### Instructions for the task
Be exact. Print each record as it stands.

Extracted information Start Marker

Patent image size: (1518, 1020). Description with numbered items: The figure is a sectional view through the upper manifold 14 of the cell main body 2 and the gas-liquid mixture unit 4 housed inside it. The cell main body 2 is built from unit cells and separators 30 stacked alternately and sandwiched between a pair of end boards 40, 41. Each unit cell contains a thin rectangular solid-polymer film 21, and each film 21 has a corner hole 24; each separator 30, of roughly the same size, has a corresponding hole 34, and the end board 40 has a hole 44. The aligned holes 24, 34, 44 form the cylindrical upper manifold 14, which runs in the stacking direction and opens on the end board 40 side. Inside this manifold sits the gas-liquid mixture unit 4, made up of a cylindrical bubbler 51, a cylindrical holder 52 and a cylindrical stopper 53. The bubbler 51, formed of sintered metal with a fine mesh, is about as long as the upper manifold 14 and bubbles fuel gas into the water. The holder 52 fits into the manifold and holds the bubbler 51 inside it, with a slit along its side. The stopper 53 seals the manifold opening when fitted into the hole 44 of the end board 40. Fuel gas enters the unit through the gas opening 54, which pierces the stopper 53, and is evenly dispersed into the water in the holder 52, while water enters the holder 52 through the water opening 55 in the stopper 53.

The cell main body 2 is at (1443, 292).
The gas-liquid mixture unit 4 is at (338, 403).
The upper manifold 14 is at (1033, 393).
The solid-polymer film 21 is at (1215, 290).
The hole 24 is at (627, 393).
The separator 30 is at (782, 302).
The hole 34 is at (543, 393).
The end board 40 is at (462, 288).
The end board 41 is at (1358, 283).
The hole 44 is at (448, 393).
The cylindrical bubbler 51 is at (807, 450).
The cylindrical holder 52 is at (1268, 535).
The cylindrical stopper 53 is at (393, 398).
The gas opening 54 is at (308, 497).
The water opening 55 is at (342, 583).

Extracted information End Marker

### Answer space
Patent image size: (1518, 1020). Description with numbered items: The figure is a sectional view through the upper manifold 14 of the cell main body 2 and the gas-liquid mixture unit 4 housed inside it. The cell main body 2 is built from unit cells and separators 30 stacked alternately and sandwiched between a pair of end boards 40, 41. Each unit cell contains a thin rectangular solid-polymer film 21, and each film 21 has a corner hole 24; each separator 30, of roughly the same size, has a corresponding hole 34, and the end board 40 has a hole 44. The aligned holes 24, 34, 44 form the cylindrical upper manifold 14, which runs in the stacking direction and opens on the end board 40 side. Inside this manifold sits the gas-liquid mixture unit 4, made up of a cylindrical bubbler 51, a cylindrical holder 52 and a cylindrical stopper 53. The bubbler 51, formed of sintered metal with a fine mesh, is about as long as the upper manifold 14 and bubbles fuel gas into the water. The holder 52 fits into the manifold and holds the bubbler 51 inside it, with a slit along its side. The stopper 53 seals the manifold opening when fitted into the hole 44 of the end board 40. Fuel gas enters the unit through the gas opening 54, which pierces the stopper 53, and is evenly dispersed into the water in the holder 52, while water enters the holder 52 through the water opening 55 in the stopper 53.

The cell main body 2 is at (1443, 292).
The gas-liquid mixture unit 4 is at (338, 403).
The upper manifold 14 is at (1033, 393).
The solid-polymer film 21 is at (1215, 290).
The hole 24 is at (627, 393).
The separator 30 is at (782, 302).
The hole 34 is at (543, 393).
The end board 40 is at (462, 288).
The end board 41 is at (1358, 283).
The hole 44 is at (448, 393).
The cylindrical bubbler 51 is at (807, 450).
The cylindrical holder 52 is at (1268, 535).
The cylindrical stopper 53 is at (393, 398).
The gas opening 54 is at (308, 497).
The water opening 55 is at (342, 583).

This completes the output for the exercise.